INSTRUCTION:
Gather all lines in the data that hold the string "icon".

GIVEN DATA:
==*==

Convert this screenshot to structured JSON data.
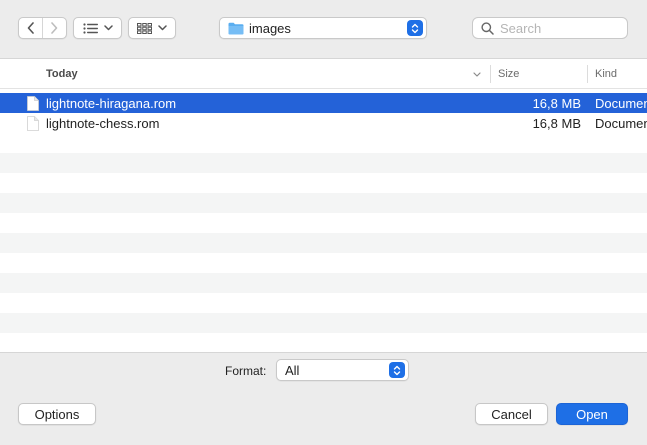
{
  "toolbar": {
    "back_icon": "chevron-left-icon",
    "forward_icon": "chevron-right-icon",
    "list_view_icon": "list-icon",
    "grid_view_icon": "grid-icon",
    "location": "images",
    "search_placeholder": "Search"
  },
  "columns": {
    "name": "Today",
    "size": "Size",
    "kind": "Kind"
  },
  "files": [
    {
      "name": "lightnote-hiragana.rom",
      "size": "16,8 MB",
      "kind": "Document",
      "selected": true
    },
    {
      "name": "lightnote-chess.rom",
      "size": "16,8 MB",
      "kind": "Document",
      "selected": false
    }
  ],
  "format": {
    "label": "Format:",
    "value": "All"
  },
  "buttons": {
    "options": "Options",
    "cancel": "Cancel",
    "open": "Open"
  },
  "colors": {
    "accent": "#1e6fe6",
    "selection": "#2462d8"
  }
}
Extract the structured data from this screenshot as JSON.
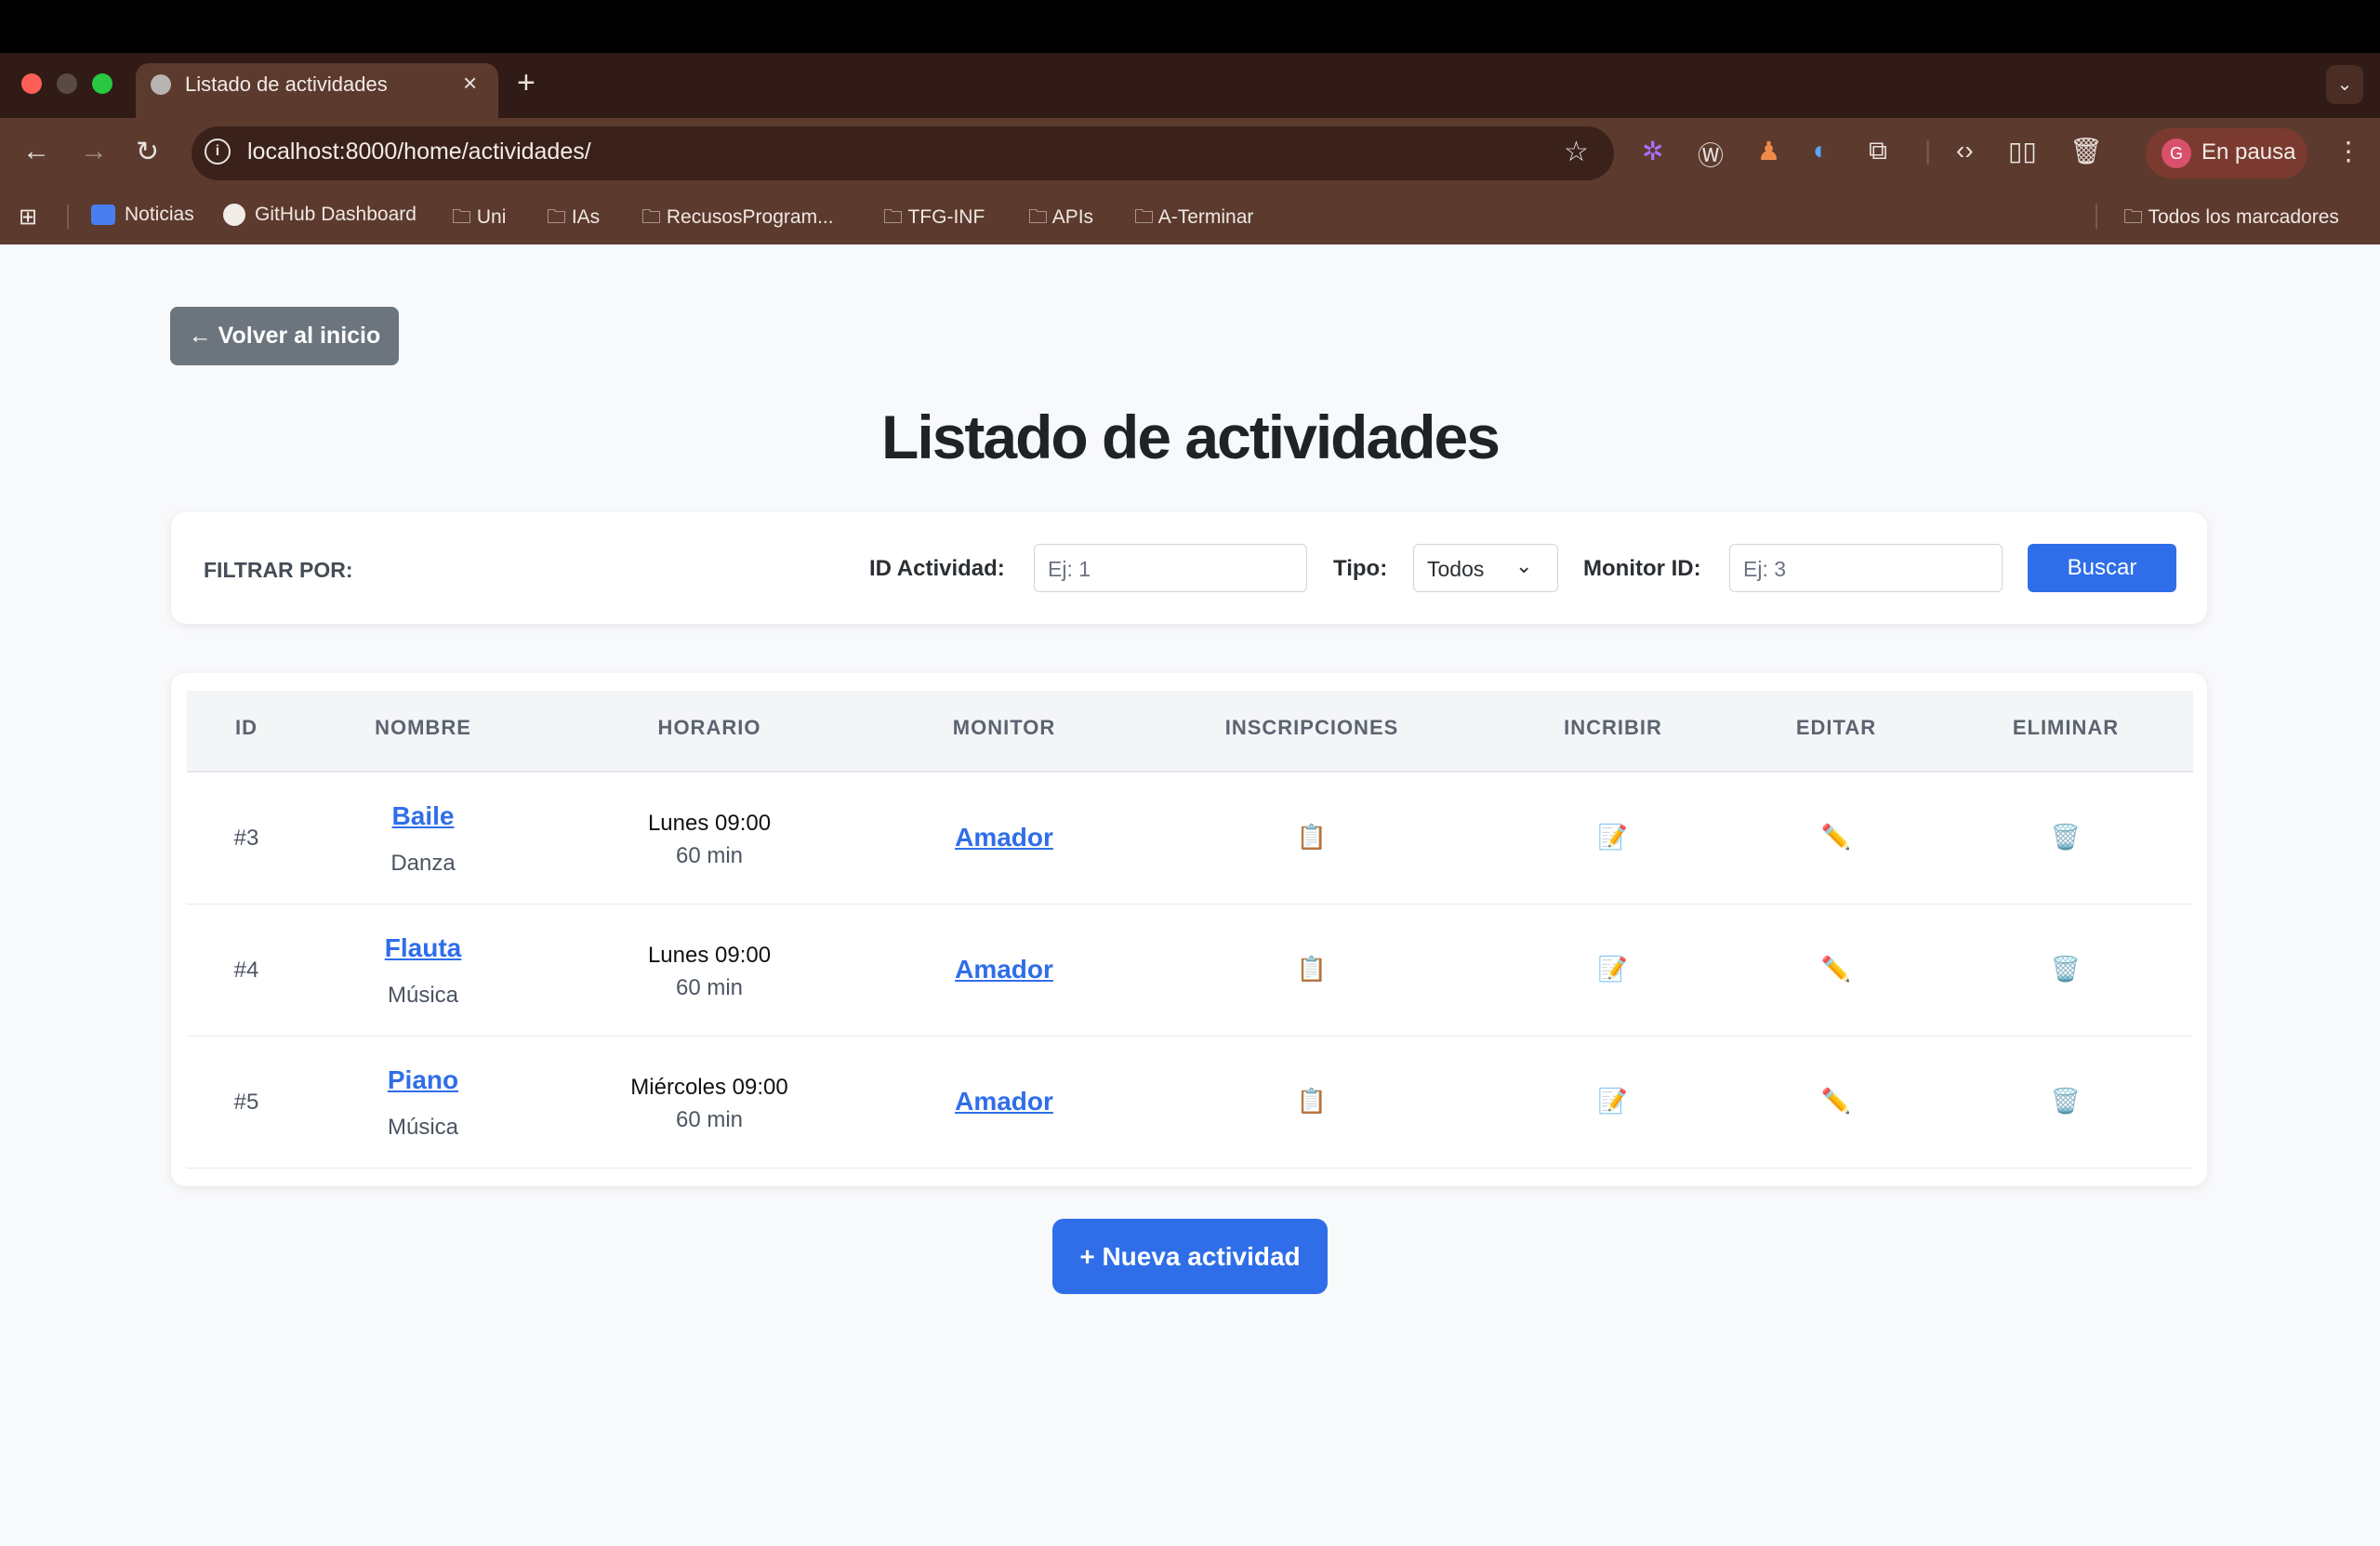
{
  "browser": {
    "tab_title": "Listado de actividades",
    "tab_close": "×",
    "new_tab": "+",
    "tab_menu": "⌄",
    "url": "localhost:8000/home/actividades/",
    "profile_initial": "G",
    "profile_status": "En pausa",
    "bookmarks": [
      "Noticias",
      "GitHub Dashboard",
      "Uni",
      "IAs",
      "RecusosProgram...",
      "TFG-INF",
      "APIs",
      "A-Terminar"
    ],
    "all_bookmarks": "Todos los marcadores"
  },
  "page": {
    "back_label": "← Volver al inicio",
    "title": "Listado de actividades",
    "new_label": "+ Nueva actividad"
  },
  "filter": {
    "heading": "FILTRAR POR:",
    "id_label": "ID Actividad:",
    "id_placeholder": "Ej: 1",
    "type_label": "Tipo:",
    "type_value": "Todos",
    "monitor_label": "Monitor ID:",
    "monitor_placeholder": "Ej: 3",
    "search_label": "Buscar"
  },
  "table": {
    "headers": [
      "ID",
      "NOMBRE",
      "HORARIO",
      "MONITOR",
      "INSCRIPCIONES",
      "INCRIBIR",
      "EDITAR",
      "ELIMINAR"
    ],
    "rows": [
      {
        "id": "#3",
        "name": "Baile",
        "type": "Danza",
        "schedule": "Lunes 09:00",
        "duration": "60 min",
        "monitor": "Amador",
        "inscripciones": "📋",
        "inscribir": "📝",
        "editar": "✏️",
        "eliminar": "🗑️"
      },
      {
        "id": "#4",
        "name": "Flauta",
        "type": "Música",
        "schedule": "Lunes 09:00",
        "duration": "60 min",
        "monitor": "Amador",
        "inscripciones": "📋",
        "inscribir": "📝",
        "editar": "✏️",
        "eliminar": "🗑️"
      },
      {
        "id": "#5",
        "name": "Piano",
        "type": "Música",
        "schedule": "Miércoles 09:00",
        "duration": "60 min",
        "monitor": "Amador",
        "inscripciones": "📋",
        "inscribir": "📝",
        "editar": "✏️",
        "eliminar": "🗑️"
      }
    ]
  }
}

==*==

WRITTEN ANSWER:
    "back_icon": "chevron-left-icon",
    "forward_icon": "chevron-right-icon",
    "list_view_icon": "list-icon",
    "grid_view_icon": "grid-icon",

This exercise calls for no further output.